• [Entries supplied]
********************
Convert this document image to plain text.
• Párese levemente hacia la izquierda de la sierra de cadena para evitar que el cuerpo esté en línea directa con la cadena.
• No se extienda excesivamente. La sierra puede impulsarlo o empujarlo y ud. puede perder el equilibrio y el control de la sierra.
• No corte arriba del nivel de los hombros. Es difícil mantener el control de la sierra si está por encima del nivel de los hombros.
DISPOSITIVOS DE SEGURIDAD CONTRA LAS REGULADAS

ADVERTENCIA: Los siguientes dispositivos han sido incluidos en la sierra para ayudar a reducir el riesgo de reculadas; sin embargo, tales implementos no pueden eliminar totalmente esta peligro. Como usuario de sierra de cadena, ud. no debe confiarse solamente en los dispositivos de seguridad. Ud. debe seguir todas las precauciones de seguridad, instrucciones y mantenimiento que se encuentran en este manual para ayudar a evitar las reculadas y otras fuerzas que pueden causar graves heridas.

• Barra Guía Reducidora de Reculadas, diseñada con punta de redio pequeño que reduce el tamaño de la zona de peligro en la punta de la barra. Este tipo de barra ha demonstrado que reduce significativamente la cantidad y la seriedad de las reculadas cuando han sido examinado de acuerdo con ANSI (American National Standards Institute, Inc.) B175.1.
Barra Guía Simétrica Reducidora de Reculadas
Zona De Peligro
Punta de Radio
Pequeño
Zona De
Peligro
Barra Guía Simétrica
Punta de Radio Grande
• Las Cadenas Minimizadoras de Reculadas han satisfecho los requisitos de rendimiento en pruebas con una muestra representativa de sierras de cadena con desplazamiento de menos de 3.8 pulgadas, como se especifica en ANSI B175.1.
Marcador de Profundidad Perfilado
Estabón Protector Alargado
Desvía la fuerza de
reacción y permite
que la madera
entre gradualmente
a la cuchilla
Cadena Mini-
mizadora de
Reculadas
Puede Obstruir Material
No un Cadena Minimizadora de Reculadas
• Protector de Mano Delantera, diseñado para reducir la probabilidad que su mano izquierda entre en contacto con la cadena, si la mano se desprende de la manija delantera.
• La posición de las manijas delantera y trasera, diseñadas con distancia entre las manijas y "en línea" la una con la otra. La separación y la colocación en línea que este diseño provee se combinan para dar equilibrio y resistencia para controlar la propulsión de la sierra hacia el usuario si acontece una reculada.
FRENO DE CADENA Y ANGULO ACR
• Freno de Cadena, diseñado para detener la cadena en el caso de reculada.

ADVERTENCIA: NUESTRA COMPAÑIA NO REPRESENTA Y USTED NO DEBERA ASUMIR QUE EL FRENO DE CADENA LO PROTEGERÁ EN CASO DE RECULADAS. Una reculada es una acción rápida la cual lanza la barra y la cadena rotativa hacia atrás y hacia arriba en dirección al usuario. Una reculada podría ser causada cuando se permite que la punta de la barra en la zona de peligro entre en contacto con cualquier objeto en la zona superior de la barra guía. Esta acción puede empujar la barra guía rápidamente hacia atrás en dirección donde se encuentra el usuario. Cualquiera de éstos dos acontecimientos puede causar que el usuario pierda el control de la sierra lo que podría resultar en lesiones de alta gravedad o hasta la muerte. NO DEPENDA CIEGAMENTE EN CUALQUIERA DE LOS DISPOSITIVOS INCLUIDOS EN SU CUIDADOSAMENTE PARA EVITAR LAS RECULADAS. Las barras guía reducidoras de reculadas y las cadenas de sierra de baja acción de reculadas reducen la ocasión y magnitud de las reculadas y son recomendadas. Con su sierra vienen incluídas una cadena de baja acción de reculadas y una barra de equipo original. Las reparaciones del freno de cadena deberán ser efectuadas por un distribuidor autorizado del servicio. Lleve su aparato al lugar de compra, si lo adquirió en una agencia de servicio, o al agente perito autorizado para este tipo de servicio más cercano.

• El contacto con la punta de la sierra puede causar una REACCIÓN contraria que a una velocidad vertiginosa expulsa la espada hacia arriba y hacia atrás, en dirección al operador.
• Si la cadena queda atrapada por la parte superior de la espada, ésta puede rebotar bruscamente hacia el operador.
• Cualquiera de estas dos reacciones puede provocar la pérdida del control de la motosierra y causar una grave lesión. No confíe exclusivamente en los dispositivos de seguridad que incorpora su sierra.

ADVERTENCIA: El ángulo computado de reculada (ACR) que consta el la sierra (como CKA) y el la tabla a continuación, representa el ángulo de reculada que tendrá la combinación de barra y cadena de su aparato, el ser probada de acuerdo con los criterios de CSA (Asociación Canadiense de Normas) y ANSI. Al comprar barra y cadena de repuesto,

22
********************
• [Instructions to follow] Would you reproduce all the entries exactly?

• [The response]
Convert this document image to plain text.
• Párese levemente hacia la izquierda de la sierra de cadena para evitar que el cuerpo esté en línea directa con la cadena.
• No se extienda excesivamente. La sierra puede impulsarlo o empujarlo y ud. puede perder el equilibrio y el control de la sierra.
• No corte arriba del nivel de los hombros. Es difícil mantener el control de la sierra si está por encima del nivel de los hombros.
DISPOSITIVOS DE SEGURIDAD CONTRA LAS REGULADAS

ADVERTENCIA: Los siguientes dispositivos han sido incluidos en la sierra para ayudar a reducir el riesgo de reculadas; sin embargo, tales implementos no pueden eliminar totalmente esta peligro. Como usuario de sierra de cadena, ud. no debe confiarse solamente en los dispositivos de seguridad. Ud. debe seguir todas las precauciones de seguridad, instrucciones y mantenimiento que se encuentran en este manual para ayudar a evitar las reculadas y otras fuerzas que pueden causar graves heridas.

• Barra Guía Reducidora de Reculadas, diseñada con punta de redio pequeño que reduce el tamaño de la zona de peligro en la punta de la barra. Este tipo de barra ha demonstrado que reduce significativamente la cantidad y la seriedad de las reculadas cuando han sido examinado de acuerdo con ANSI (American National Standards Institute, Inc.) B175.1.
Barra Guía Simétrica Reducidora de Reculadas
Zona De Peligro
Punta de Radio
Pequeño
Zona De
Peligro
Barra Guía Simétrica
Punta de Radio Grande
• Las Cadenas Minimizadoras de Reculadas han satisfecho los requisitos de rendimiento en pruebas con una muestra representativa de sierras de cadena con desplazamiento de menos de 3.8 pulgadas, como se especifica en ANSI B175.1.
Marcador de Profundidad Perfilado
Estabón Protector Alargado
Desvía la fuerza de
reacción y permite
que la madera
entre gradualmente
a la cuchilla
Cadena Mini-
mizadora de
Reculadas
Puede Obstruir Material
No un Cadena Minimizadora de Reculadas
• Protector de Mano Delantera, diseñado para reducir la probabilidad que su mano izquierda entre en contacto con la cadena, si la mano se desprende de la manija delantera.
• La posición de las manijas delantera y trasera, diseñadas con distancia entre las manijas y "en línea" la una con la otra. La separación y la colocación en línea que este diseño provee se combinan para dar equilibrio y resistencia para controlar la propulsión de la sierra hacia el usuario si acontece una reculada.
FRENO DE CADENA Y ANGULO ACR
• Freno de Cadena, diseñado para detener la cadena en el caso de reculada.

ADVERTENCIA: NUESTRA COMPAÑIA NO REPRESENTA Y USTED NO DEBERA ASUMIR QUE EL FRENO DE CADENA LO PROTEGERÁ EN CASO DE RECULADAS. Una reculada es una acción rápida la cual lanza la barra y la cadena rotativa hacia atrás y hacia arriba en dirección al usuario. Una reculada podría ser causada cuando se permite que la punta de la barra en la zona de peligro entre en contacto con cualquier objeto en la zona superior de la barra guía. Esta acción puede empujar la barra guía rápidamente hacia atrás en dirección donde se encuentra el usuario. Cualquiera de éstos dos acontecimientos puede causar que el usuario pierda el control de la sierra lo que podría resultar en lesiones de alta gravedad o hasta la muerte. NO DEPENDA CIEGAMENTE EN CUALQUIERA DE LOS DISPOSITIVOS INCLUIDOS EN SU CUIDADOSAMENTE PARA EVITAR LAS RECULADAS. Las barras guía reducidoras de reculadas y las cadenas de sierra de baja acción de reculadas reducen la ocasión y magnitud de las reculadas y son recomendadas. Con su sierra vienen incluídas una cadena de baja acción de reculadas y una barra de equipo original. Las reparaciones del freno de cadena deberán ser efectuadas por un distribuidor autorizado del servicio. Lleve su aparato al lugar de compra, si lo adquirió en una agencia de servicio, o al agente perito autorizado para este tipo de servicio más cercano.

• El contacto con la punta de la sierra puede causar una REACCIÓN contraria que a una velocidad vertiginosa expulsa la espada hacia arriba y hacia atrás, en dirección al operador.
• Si la cadena queda atrapada por la parte superior de la espada, ésta puede rebotar bruscamente hacia el operador.
• Cualquiera de estas dos reacciones puede provocar la pérdida del control de la motosierra y causar una grave lesión. No confíe exclusivamente en los dispositivos de seguridad que incorpora su sierra.

ADVERTENCIA: El ángulo computado de reculada (ACR) que consta el la sierra (como CKA) y el la tabla a continuación, representa el ángulo de reculada que tendrá la combinación de barra y cadena de su aparato, el ser probada de acuerdo con los criterios de CSA (Asociación Canadiense de Normas) y ANSI. Al comprar barra y cadena de repuesto,

22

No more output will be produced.